### Do this
Tally the lines in the listing below that contain "text" and report the tally alone.

Dataset rows about figures
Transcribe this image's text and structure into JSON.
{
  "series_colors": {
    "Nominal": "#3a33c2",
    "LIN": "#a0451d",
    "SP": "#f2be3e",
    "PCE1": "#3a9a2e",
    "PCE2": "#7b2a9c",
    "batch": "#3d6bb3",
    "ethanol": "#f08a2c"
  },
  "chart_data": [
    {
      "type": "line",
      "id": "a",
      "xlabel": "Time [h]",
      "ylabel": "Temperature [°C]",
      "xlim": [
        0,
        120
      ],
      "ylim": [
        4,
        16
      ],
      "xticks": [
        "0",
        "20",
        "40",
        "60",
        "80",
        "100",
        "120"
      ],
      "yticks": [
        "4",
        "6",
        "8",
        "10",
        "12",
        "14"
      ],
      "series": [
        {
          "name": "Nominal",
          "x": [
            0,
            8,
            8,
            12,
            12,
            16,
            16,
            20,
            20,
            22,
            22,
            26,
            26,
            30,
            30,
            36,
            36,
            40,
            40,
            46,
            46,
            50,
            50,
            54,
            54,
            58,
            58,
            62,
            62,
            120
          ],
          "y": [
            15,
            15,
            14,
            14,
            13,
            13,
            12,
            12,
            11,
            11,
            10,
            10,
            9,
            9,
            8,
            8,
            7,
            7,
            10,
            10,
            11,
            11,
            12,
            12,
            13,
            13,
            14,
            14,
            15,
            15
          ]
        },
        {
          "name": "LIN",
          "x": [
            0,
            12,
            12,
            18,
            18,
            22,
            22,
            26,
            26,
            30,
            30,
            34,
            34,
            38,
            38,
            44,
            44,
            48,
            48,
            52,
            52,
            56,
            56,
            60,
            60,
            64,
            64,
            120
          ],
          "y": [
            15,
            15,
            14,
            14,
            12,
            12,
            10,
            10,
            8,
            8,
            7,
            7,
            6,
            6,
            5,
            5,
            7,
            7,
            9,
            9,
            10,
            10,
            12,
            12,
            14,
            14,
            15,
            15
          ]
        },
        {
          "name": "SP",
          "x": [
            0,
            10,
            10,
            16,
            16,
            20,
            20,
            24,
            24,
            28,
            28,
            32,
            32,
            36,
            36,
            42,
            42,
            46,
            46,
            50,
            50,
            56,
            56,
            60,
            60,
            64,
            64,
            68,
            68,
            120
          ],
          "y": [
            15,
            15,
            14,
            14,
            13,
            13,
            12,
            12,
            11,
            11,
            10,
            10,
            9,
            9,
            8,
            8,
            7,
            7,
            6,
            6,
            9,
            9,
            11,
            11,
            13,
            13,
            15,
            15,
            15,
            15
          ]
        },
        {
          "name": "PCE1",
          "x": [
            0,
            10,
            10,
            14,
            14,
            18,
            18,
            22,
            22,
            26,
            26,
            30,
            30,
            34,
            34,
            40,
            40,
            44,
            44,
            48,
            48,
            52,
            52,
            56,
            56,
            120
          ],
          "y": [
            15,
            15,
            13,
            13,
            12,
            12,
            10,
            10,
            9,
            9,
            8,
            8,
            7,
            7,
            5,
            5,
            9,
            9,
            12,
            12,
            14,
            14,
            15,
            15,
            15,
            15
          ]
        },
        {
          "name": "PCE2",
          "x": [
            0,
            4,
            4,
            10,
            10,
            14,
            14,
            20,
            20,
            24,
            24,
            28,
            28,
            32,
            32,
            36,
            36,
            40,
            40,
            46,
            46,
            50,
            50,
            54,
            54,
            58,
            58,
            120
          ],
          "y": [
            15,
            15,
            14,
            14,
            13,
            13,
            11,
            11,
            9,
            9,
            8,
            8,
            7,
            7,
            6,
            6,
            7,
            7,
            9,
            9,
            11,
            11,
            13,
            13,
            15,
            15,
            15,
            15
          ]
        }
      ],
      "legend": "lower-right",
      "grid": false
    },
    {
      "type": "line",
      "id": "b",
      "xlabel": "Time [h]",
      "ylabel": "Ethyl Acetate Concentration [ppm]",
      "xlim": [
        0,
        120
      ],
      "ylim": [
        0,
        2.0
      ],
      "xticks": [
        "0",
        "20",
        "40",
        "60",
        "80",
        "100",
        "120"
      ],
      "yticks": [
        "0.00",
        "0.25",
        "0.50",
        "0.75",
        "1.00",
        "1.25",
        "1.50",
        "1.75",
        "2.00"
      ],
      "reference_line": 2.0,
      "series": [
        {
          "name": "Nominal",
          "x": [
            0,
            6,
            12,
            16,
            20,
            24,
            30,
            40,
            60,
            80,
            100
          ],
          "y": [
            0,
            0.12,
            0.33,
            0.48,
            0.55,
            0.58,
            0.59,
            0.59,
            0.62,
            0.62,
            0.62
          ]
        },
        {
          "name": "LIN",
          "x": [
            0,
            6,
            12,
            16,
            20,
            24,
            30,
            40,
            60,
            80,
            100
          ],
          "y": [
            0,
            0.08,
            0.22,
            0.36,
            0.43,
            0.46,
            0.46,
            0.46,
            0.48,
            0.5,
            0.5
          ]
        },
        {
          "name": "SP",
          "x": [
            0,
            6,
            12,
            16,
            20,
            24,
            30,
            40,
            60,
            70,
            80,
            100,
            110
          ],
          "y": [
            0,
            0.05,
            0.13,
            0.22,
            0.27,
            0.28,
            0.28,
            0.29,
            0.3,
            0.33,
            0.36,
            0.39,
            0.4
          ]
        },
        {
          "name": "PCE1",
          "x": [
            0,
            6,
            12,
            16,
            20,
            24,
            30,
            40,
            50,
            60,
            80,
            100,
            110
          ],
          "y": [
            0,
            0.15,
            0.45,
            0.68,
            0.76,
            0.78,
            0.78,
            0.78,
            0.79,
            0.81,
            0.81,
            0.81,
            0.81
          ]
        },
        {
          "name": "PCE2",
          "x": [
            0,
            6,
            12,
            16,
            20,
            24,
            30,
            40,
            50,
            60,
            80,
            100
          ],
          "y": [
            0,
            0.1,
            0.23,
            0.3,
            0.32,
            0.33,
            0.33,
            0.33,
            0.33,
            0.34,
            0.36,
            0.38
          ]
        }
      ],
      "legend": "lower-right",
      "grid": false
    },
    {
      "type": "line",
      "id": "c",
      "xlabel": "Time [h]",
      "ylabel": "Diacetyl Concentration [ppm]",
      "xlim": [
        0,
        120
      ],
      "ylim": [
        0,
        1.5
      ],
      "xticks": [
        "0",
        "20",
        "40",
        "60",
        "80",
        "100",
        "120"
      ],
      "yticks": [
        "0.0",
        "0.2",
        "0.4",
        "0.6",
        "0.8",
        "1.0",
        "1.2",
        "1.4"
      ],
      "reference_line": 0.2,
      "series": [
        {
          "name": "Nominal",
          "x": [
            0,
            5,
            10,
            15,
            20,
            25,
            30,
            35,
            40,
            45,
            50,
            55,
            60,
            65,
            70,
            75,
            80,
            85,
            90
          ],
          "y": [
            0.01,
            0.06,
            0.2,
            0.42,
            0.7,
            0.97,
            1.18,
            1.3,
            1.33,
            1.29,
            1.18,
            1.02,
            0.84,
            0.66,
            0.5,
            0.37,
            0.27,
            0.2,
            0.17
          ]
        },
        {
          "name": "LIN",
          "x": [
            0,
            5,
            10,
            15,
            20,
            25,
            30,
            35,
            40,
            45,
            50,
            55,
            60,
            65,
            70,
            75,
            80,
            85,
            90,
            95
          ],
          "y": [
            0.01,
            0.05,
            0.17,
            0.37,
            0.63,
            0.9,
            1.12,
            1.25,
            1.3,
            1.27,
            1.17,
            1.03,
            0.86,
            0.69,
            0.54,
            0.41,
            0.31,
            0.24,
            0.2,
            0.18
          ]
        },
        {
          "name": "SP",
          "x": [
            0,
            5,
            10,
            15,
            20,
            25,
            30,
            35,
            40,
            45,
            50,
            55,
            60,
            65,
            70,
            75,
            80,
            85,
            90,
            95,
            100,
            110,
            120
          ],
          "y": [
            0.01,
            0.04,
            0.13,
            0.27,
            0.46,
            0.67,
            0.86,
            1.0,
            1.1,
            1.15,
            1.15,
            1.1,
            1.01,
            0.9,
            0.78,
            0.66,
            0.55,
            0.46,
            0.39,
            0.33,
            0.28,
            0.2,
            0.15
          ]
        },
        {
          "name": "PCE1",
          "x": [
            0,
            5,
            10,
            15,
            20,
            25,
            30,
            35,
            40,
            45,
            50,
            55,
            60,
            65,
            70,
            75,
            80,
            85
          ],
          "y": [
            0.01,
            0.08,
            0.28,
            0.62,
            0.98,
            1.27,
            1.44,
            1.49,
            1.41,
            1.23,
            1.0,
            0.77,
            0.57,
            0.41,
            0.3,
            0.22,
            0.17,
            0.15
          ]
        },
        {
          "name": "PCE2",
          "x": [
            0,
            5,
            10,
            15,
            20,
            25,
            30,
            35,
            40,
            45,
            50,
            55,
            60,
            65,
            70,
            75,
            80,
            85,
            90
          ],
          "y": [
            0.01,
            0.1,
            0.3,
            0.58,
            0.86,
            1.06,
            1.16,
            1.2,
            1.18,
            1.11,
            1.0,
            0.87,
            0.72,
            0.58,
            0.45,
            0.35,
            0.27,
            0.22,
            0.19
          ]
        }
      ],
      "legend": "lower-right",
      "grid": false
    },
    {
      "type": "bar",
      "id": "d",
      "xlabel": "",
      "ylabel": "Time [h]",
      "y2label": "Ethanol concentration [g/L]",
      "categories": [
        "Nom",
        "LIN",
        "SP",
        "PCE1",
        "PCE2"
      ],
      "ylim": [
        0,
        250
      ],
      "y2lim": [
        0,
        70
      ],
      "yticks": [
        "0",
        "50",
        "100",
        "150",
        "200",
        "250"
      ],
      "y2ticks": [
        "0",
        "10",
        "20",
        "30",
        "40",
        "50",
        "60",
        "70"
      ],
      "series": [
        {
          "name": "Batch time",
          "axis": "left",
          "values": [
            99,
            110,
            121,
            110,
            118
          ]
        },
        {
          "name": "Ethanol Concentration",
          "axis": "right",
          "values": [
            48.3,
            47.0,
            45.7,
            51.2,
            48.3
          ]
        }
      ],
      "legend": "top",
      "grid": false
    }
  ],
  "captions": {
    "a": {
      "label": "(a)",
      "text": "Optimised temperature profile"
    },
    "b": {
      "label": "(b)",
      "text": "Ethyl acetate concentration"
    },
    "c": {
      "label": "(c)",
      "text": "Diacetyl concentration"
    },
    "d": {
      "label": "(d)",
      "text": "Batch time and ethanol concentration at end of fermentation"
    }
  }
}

### Written answer
5